-------- THE DATA --------
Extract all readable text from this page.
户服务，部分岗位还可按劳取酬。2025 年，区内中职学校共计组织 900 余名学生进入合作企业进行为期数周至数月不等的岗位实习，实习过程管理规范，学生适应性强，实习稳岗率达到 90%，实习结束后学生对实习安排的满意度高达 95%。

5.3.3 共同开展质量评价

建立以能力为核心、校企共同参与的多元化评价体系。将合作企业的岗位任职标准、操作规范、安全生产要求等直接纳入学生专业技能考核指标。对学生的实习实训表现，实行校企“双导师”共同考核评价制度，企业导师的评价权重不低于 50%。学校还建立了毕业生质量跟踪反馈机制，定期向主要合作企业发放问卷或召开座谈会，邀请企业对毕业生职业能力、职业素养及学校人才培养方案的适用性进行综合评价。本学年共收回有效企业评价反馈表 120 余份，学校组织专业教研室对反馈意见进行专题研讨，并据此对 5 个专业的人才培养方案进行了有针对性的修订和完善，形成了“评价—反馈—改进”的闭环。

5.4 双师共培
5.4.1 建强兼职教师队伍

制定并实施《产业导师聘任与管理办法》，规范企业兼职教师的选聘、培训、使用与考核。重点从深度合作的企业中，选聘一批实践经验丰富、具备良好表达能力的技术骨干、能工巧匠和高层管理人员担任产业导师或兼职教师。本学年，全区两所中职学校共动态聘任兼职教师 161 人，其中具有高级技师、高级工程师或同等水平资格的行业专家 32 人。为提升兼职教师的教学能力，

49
--------
WORK TO COMPLETE:
Print the listing above in full, exactly as it is.

THE COMPLETED TASK:
Extract all readable text from this page.
户服务，部分岗位还可按劳取酬。2025 年，区内中职学校共计组织 900 余名学生进入合作企业进行为期数周至数月不等的岗位实习，实习过程管理规范，学生适应性强，实习稳岗率达到 90%，实习结束后学生对实习安排的满意度高达 95%。

5.3.3 共同开展质量评价

建立以能力为核心、校企共同参与的多元化评价体系。将合作企业的岗位任职标准、操作规范、安全生产要求等直接纳入学生专业技能考核指标。对学生的实习实训表现，实行校企“双导师”共同考核评价制度，企业导师的评价权重不低于 50%。学校还建立了毕业生质量跟踪反馈机制，定期向主要合作企业发放问卷或召开座谈会，邀请企业对毕业生职业能力、职业素养及学校人才培养方案的适用性进行综合评价。本学年共收回有效企业评价反馈表 120 余份，学校组织专业教研室对反馈意见进行专题研讨，并据此对 5 个专业的人才培养方案进行了有针对性的修订和完善，形成了“评价—反馈—改进”的闭环。

5.4 双师共培
5.4.1 建强兼职教师队伍

制定并实施《产业导师聘任与管理办法》，规范企业兼职教师的选聘、培训、使用与考核。重点从深度合作的企业中，选聘一批实践经验丰富、具备良好表达能力的技术骨干、能工巧匠和高层管理人员担任产业导师或兼职教师。本学年，全区两所中职学校共动态聘任兼职教师 161 人，其中具有高级技师、高级工程师或同等水平资格的行业专家 32 人。为提升兼职教师的教学能力，

49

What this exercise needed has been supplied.